• Problems:
A) Rewrite the paragraph beginning "Corruption appears to be the daily practice" from the article on corruption in Africa as a short list, keeping its main facts.
B) State whether each statement agrees with the article on corruption in Africa, answering yes or no and quoting the deciding words: (i) Corruption is described as something new to the African continent. (ii) The review presents evidence that independent media help reduce corruption. (iii) Liberia is said to be the first country on the continent to elect a female President.
C) Continue the article on corruption in Africa from the point where it stops.

• Supplied passage:
A robust mass media and a vigorous active civil society are two important ingredients in a strong and healthy democracy that can curtail corruption from the society even without the political backbones. Without free media and an active civil society, there is space for enormous and unchecked political power leading to corruption and anti-democratic behavior by government officials.

This review presents evidence to suggest that independent media play a critical role in improving governance and reducing corruption, increasing economic efficiency and stability, and creating positive social and environmental change.

Corruption is not a new phenomenon to the African continent and its huge populations, it has been eating up every sphere of the continent especially corruption prone states in Africa; not to mention ours which is 169- year old. This unethical practice has grown even larger to an extent it is not only hampering development and growth on the continent but it is also hunting men and women of honesty and integrity who have made it their lifetime duty to blow loud whistles against it.

Unlike other continents, in Africa corruption is being fought or dealt with through rhetoric-with judges and law enforcement personnel being opened to bribery to compromise cases, even when there is a strong and visible evidence and fact; this fight on the continent doesn’t come with sincerity, commitment and loyalty.

Corruption appears to be the daily practice across majority of the African countries as it widely carry out and visible in the system, it is also eating up the fabric of other sectors including political institutions, schools, civil society organizations, Banks, the media, police, national and international NGOs, commercial drivers, business sector, sporting groups, churches and mosques, and banking institutions.

In this article, Nigeria, Ghana, South Africa, South Sudan, Kenya and Equatorial Guinean and Liberia are being used as a case study for several reasons. In the case of Liberia the oldest African Republic, the second Black Country in the world to declare its independence and first on the continent to elect a female President, first to produce a female President of the World Parliament (United Nations General Assembly) and the only African state to produce World Best Footballer.

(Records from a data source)

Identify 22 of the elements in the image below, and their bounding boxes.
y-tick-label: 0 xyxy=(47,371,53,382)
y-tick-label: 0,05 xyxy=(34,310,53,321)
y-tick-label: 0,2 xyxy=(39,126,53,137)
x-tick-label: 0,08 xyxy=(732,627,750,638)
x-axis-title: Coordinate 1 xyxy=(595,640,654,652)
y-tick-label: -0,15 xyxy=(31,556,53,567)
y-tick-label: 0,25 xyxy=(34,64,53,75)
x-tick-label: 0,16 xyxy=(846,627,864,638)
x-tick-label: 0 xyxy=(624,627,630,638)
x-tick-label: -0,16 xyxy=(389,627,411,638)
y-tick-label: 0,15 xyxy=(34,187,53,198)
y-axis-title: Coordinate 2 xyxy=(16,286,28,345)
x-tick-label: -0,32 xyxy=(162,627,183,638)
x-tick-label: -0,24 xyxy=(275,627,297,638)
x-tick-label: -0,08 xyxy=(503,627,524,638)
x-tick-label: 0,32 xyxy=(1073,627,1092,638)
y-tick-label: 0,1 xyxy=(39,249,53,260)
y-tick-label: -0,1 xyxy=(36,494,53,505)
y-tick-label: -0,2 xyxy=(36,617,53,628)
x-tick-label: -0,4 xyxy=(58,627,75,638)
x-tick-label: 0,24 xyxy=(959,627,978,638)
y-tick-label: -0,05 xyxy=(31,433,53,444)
...
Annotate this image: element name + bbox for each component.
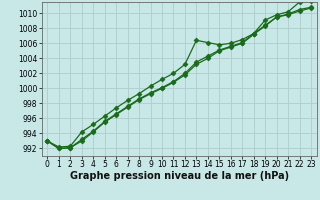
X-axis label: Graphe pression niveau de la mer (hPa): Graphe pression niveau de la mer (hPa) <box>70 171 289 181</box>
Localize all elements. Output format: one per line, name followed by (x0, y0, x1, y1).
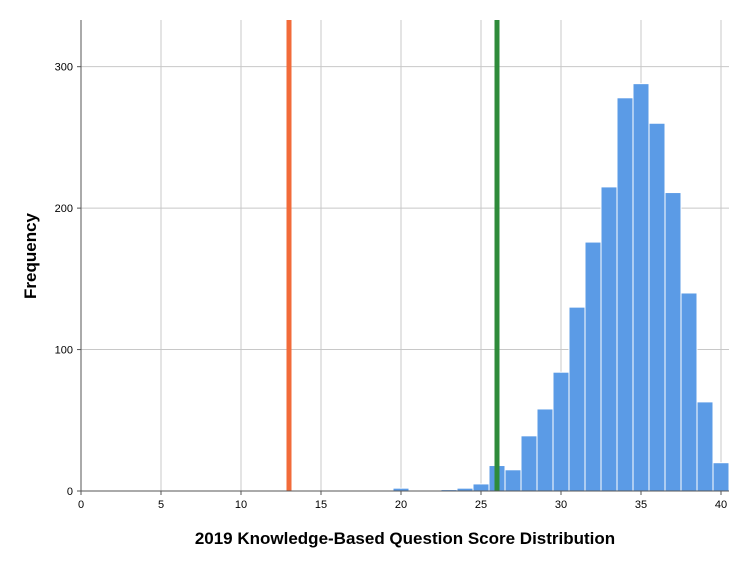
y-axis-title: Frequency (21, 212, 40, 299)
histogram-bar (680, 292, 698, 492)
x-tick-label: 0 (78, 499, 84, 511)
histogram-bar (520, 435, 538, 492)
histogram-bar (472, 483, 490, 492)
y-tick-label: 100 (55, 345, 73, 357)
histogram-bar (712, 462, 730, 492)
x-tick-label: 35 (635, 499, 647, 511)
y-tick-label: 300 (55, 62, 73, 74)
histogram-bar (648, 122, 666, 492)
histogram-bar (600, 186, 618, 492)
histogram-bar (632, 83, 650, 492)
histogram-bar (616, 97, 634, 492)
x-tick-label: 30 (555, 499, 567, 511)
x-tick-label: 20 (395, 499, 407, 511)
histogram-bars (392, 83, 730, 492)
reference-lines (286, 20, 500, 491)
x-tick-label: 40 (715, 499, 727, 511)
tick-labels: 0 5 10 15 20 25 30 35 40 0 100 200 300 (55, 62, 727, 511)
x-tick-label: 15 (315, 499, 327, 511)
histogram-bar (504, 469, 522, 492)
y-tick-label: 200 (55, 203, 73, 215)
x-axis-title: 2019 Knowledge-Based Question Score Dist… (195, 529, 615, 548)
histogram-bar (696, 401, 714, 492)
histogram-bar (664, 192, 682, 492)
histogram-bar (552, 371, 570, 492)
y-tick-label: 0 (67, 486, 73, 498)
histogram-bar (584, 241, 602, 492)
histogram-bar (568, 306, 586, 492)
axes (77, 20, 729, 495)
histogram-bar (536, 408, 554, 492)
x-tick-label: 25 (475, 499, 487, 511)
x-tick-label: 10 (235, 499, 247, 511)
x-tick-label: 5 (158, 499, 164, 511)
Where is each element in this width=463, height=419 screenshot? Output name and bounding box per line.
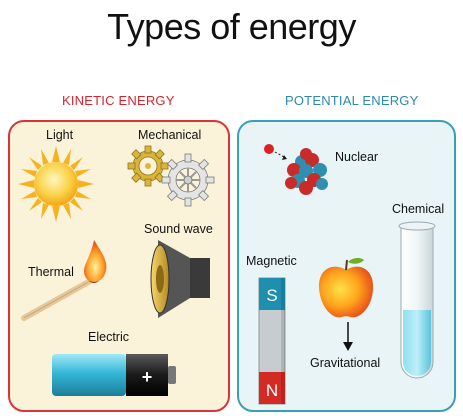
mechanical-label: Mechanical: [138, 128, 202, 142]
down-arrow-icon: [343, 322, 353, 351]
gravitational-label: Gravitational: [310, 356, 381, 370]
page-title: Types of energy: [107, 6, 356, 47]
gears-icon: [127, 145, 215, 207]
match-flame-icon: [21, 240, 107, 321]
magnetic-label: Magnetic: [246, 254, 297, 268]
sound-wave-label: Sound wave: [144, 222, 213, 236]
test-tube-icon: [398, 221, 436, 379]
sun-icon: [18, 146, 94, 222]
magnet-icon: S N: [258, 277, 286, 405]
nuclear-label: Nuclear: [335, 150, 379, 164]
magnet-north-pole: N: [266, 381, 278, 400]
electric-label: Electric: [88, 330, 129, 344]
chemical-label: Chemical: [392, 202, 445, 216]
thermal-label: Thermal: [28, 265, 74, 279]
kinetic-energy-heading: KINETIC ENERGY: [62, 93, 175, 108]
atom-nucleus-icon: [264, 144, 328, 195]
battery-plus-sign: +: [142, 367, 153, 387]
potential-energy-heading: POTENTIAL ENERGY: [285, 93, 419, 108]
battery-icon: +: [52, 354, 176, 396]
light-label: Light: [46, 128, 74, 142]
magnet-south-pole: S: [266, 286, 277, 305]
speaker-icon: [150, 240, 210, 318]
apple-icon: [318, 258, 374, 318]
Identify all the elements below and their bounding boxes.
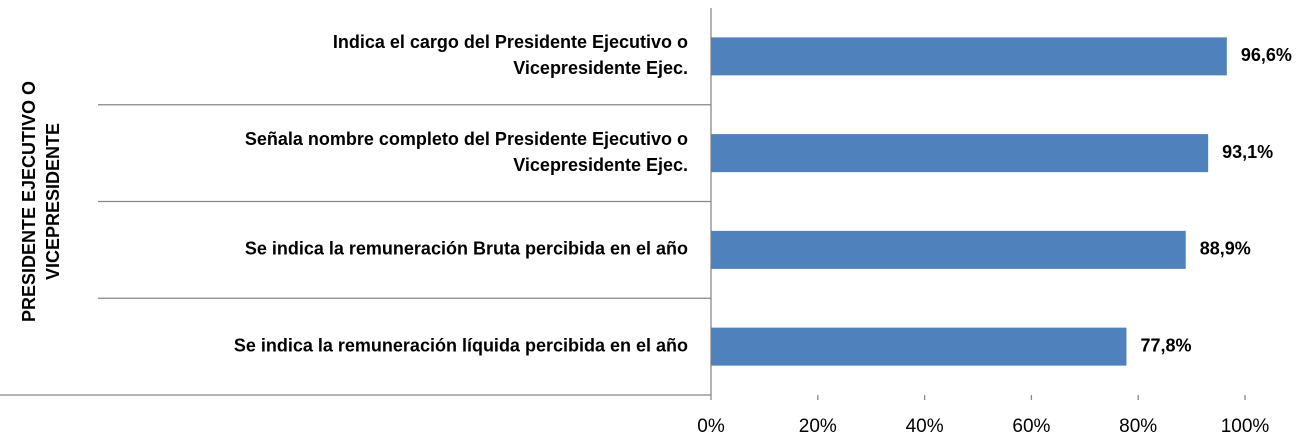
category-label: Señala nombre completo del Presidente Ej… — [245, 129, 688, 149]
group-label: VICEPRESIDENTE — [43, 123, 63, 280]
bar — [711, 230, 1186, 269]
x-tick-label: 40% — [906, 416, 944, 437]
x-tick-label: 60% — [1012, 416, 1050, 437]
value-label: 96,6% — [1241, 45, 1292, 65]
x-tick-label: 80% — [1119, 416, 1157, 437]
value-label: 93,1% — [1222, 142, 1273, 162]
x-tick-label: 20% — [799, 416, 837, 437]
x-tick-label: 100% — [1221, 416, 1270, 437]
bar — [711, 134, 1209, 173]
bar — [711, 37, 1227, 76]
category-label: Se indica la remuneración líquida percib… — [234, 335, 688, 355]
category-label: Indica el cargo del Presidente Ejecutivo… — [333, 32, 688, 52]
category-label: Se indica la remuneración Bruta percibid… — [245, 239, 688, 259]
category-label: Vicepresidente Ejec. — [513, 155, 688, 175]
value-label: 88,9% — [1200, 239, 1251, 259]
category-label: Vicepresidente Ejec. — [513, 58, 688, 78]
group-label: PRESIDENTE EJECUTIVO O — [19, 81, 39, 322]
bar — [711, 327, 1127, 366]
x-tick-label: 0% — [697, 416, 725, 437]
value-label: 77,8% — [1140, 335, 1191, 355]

• Results for the exercise:
A)
- Corruption appears to be a daily practice in most African countries.
- It is widely carried out and visible in the system.
- It is eating up the fabric of other sectors, including:
  - political institutions
  - schools
  - civil society organizations
  - banks and banking institutions
  - the media
  - police
  - national and international NGOs
  - commercial drivers
  - the business sector
  - sporting groups
  - churches and mosques

B)
(i) No: "Corruption is not a new phenomenon to the African continent"
(ii) Yes: "independent media play a critical role in improving governance and reducing corruption"
(iii) Yes: "first on the continent to elect a female President"

C)
On the flop side, Liberia is the only state of the 193 UN Member States that uses two unconnectedly national currencies and the United States Dollar concomitantly.   

History tells us that no matter how great a nation is, if the citizens of the nation and other nations began to lose faith in their leaders, that government or leadership could eventually fail as others around the world have in the past. No matter what the leadership’s moral or ethical makeup is, without the regime willing to address the welfare of its people and demonstrate good governance values, the government will collapse.

It’s hardly possible to accept that Africa either Liberia is poor; the continent is abundantly rich but why the continent is clustered at or near the bottom of the United Nations Human Development Index. Poverty can have a devastating effect, such as lack of food, improper health care; homelessness and lack of jobs all play a role in the effects of poverty, but top of these is the curse of bad governances, abused of national wealth  and widespread corruption. 

In this research article, my focus will be on two issues which I am convened are responsible for the backwardness of states on the African continent, compared to the rest of the other continents. A recorded number of people die each day on the African continent due purposely to extreme poverty.

According to several findings from various studies, 14% of children in Sub Saharan African countries alone are estimated to be underweight, out of 28% of children who are underweight in all poorer nations of the world (Sotho, Why Africa is Poor, June 20, 2006.).

Majority of the crises across the African continent are direct result of the struggles for oil wealth or opposition against exclusion from resources and bad governances. The continent experienced dozen of vicious wars in several countries including the Nigeria’s Biafra war, the rebels’ war in the Democratic Republic of Congo (formally Zaire), Angola, Uganda, Somalia, Ethiopian-Eritrea war, Rwanda war between the Hutu and the Tutsi, Senegal-Casamance Region, Liberia, Sierra Leone, Somalia, Ivory Coast, Northern and Southern Sudan’s war, Kenya post election violence, Libyan, and now Mali, just to name few.

All these wars were direct results of abused of state resources and national wealth, bad governances, corruption, class system and abused of state power and authority by handful of African leaders and foreign capitalists.

This is clear from the well-known Niger Delta crisis where the struggle by the ethnic minorities for autonomy and resource control has assumed insurgent proportions with frequent attacks on oil and government interests by well-armed militias. Apart from the militias, transnational networks trading in illegal bunkering and small arms are also involved in the struggles for oil in the Niger Delta.

The present resource-rich African states and political elite may not be able to use the increased revenues from the sale of oil to transform their economies or societies, and would more likely enrich themselves and their patrimonial networks, or seek to entrench themselves in power through forceful means.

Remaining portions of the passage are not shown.